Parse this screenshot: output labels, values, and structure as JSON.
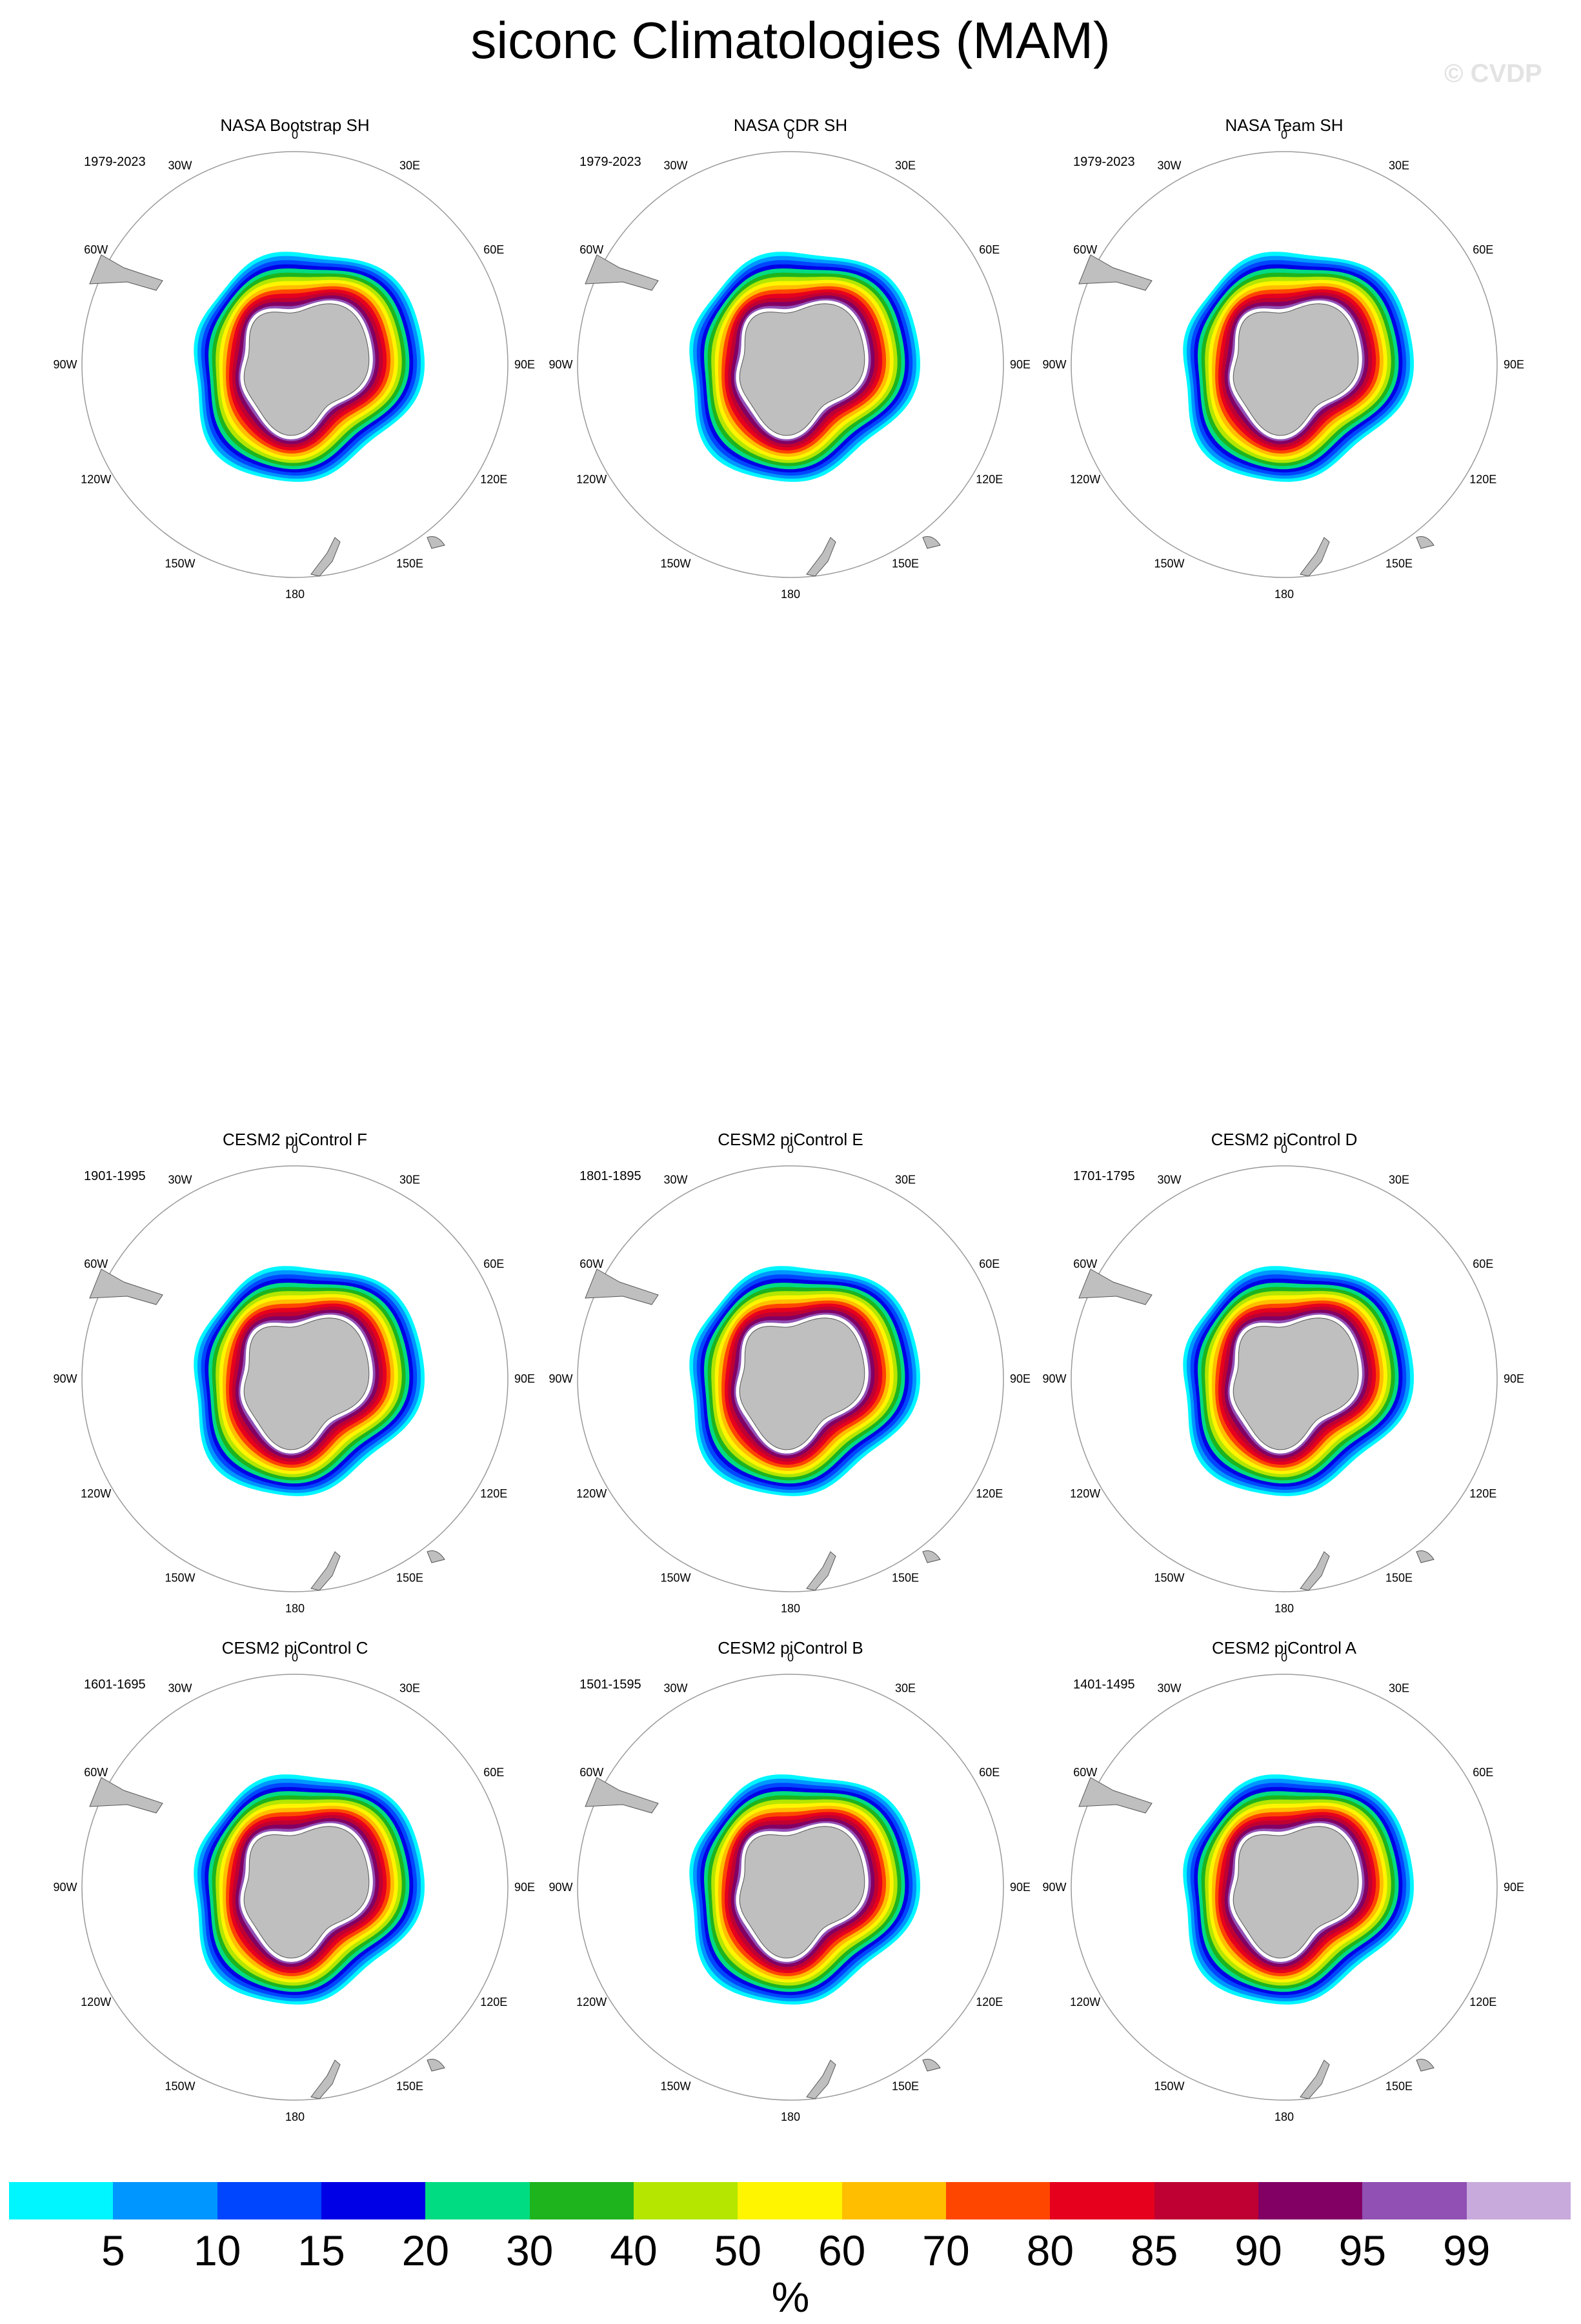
{
  "title": "siconc Climatologies (MAM)",
  "copyright": "© CVDP",
  "map_labels": [
    "0",
    "30E",
    "60E",
    "90E",
    "120E",
    "150E",
    "180",
    "150W",
    "120W",
    "90W",
    "60W",
    "30W"
  ],
  "panels": [
    {
      "title": "NASA Bootstrap SH",
      "years": "1979-2023"
    },
    {
      "title": "NASA CDR SH",
      "years": "1979-2023"
    },
    {
      "title": "NASA Team SH",
      "years": "1979-2023"
    },
    {
      "title": "CESM2 piControl F",
      "years": "1901-1995"
    },
    {
      "title": "CESM2 piControl E",
      "years": "1801-1895"
    },
    {
      "title": "CESM2 piControl D",
      "years": "1701-1795"
    },
    {
      "title": "CESM2 piControl C",
      "years": "1601-1695"
    },
    {
      "title": "CESM2 piControl B",
      "years": "1501-1595"
    },
    {
      "title": "CESM2 piControl A",
      "years": "1401-1495"
    }
  ],
  "colorbar": {
    "levels": [
      "5",
      "10",
      "15",
      "20",
      "30",
      "40",
      "50",
      "60",
      "70",
      "80",
      "85",
      "90",
      "95",
      "99"
    ],
    "colors": [
      "#00f6ff",
      "#0096ff",
      "#0046ff",
      "#0000e6",
      "#00dc82",
      "#1eb41e",
      "#b4e600",
      "#fff500",
      "#ffbe00",
      "#ff4600",
      "#e6001e",
      "#be0032",
      "#820064",
      "#9150b4",
      "#c8aadc"
    ],
    "units": "%"
  }
}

────────────────

▶ _The problem_
Pick out all lines containing the string "years".

▶ _Answer below_
      "years": "1979-2023"
      "years": "1979-2023"
      "years": "1979-2023"
      "years": "1901-1995"
      "years": "1801-1895"
      "years": "1701-1795"
      "years": "1601-1695"
      "years": "1501-1595"
      "years": "1401-1495"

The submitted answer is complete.